### Brano di testo
-------

Settembre Mese dedicato al Beato Padre Luigi Tezza Ultimo giorno

30 settembre

Ogni giorno abbiamo pubblicato parte della Tesi di Magistero in Scienze Religiose indirizzo catechetico La virtù della carità in Padre Luigi Tezza di Suor Haida Echevarria Schmidt. 

Grazie per avere seguito in questo mese lo scritto sul padre Luigi Tezza e la virtù della carità. Preghiamo insieme per la sua pronta canonizzazione!


continua di ieri pag. 79-85

Padre Tezza poi insiste sulla necessità che non venga meno «la santa e dolcissima carità di Gesù. Abbiamo tanto bisogno che Gesù sia con noi! Il solo mezzo di legarcelo è quello di mantenerci nel fervore della carità». Abbiamo bisogno che Gesù sia presente con il suo Spirito perché è lui che rende capace di operare la carità:"Io sono la vera vite e il Padre mio è il vignaiuolo [ ...] Rimanete in me ed io in voi. Come il tralcio non può far frutto da se stesso se non rimane nella vite, così anche voi se non rimante in me. lo sono la vite, voi i tralci. Chi rimane in me ed io in lui fa molto frutto, perché senza di me non potete far nulla" (Gv 15, 1-5). Vivificata dall'amore la comunità si ritrova unita attorno a Gesù, e dal Figlio l'amore si effonde sui discepoli. La condizione perché ciò si mantenga è che i discepoli di Gesù restino nel suo amore mediante il vincolo della carità. La vite e il tralcio sono una cosa sola, vi circola la stessa vita; i frutti che producono i cristiani sono frutti prodotti da Cristo che vive in loro, per cui abbiamo bisogno che Egli sia con noi. Sappiamo che molteplici sono i modi della presenza di Cristo. Nell'Eucaristia c'è la presenza reale di Gesù per antonomasia, anche nell'assemblea, nella Parola di Dio, nei Sacramenti, nei suoi Ministri, così come nei suoi discepoli riuniti nella comunità dove Egli è presente in persona, sia pure in forma misteriosa e spirituale.

-------

### Esercizi da svolgere
1. Quale passo del Vangelo cita il brano su padre Tezza?
2. Ripeti parola per parola la parte del brano su padre Tezza che si apre con le parole contenenti "Ogni giorno abbiamo" e si chiude con "Haida Echevarria Schmidt.".
Le righe riportate più avanti non hanno alcun ruolo in questo lavoro.

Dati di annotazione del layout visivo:
-------

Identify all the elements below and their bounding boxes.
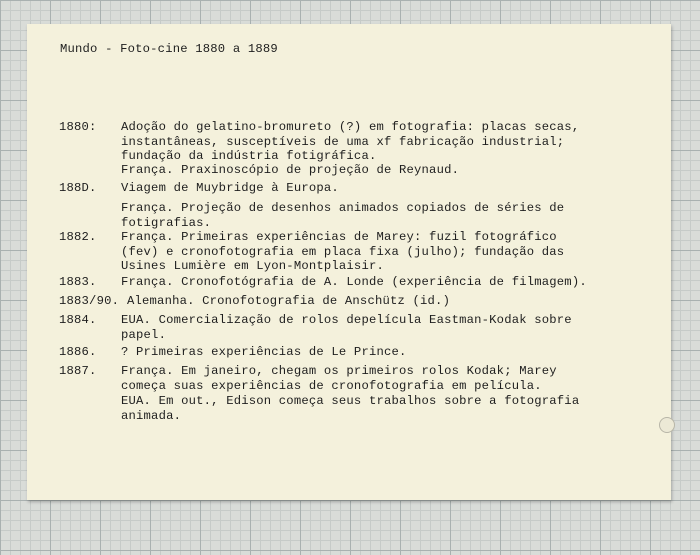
- text-line: animada.: [121, 408, 182, 423]
- text-line: França. Projeção de desenhos animados copiados de séries de: [121, 201, 565, 215]
- text-line: fundação da indústria fotigráfica.: [121, 149, 377, 163]
- text-line: França. Cronofotógrafia de A. Londe (experiência de filmagem).: [121, 275, 587, 289]
- entry-text: [121, 313, 572, 342]
- entry-year: 1883/90.: [59, 294, 120, 308]
- entry-year: 188D.: [59, 181, 97, 195]
- document-heading: Mundo - Foto-cine 1880 a 1889: [60, 42, 278, 56]
- punch-hole: [659, 417, 675, 433]
- text-line: ? Primeiras experiências de Le Prince.: [121, 345, 407, 359]
- text-line: França. Praxinoscópio de projeção de Reynaud.: [121, 163, 460, 177]
- text-line: instantâneas, susceptíveis de uma xf fabricação industrial;: [121, 134, 565, 149]
- entry-text: [127, 294, 450, 309]
- text-line: fotigrafias.: [121, 215, 212, 230]
- entry-year: 1887.: [59, 364, 97, 378]
- entry-text: [121, 275, 587, 290]
- text-line: França. Primeiras experiências de Marey: fuzil fotográfico: [121, 230, 557, 244]
- entry-text: [121, 181, 339, 196]
- entry-1880-sub: [121, 163, 601, 178]
- text-line: começa suas experiências de cronofotografia em película.: [121, 378, 542, 393]
- entry-year: 1882.: [59, 230, 97, 244]
- entry-year: 1880:: [59, 120, 97, 134]
- entry-1881-sub: [121, 201, 601, 230]
- entry-text: [121, 345, 407, 360]
- text-line: EUA. Em out., Edison começa seus trabalhos sobre a fotografia: [121, 394, 580, 408]
- entry-year: 1884.: [59, 313, 97, 327]
- text-line: Adoção do gelatino-bromureto (?) em fotografia: placas secas,: [121, 120, 580, 134]
- entry-text: [121, 364, 557, 393]
- entry-text: [121, 230, 564, 274]
- entry-1887-sub: [121, 394, 601, 423]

-------

### Risposte agli esercizi
1. Gv 15, 1-5.

2.
Ogni giorno abbiamo pubblicato parte della Tesi di Magistero in Scienze Religiose indirizzo catechetico La virtù della carità in Padre Luigi Tezza di Suor Haida Echevarria Schmidt.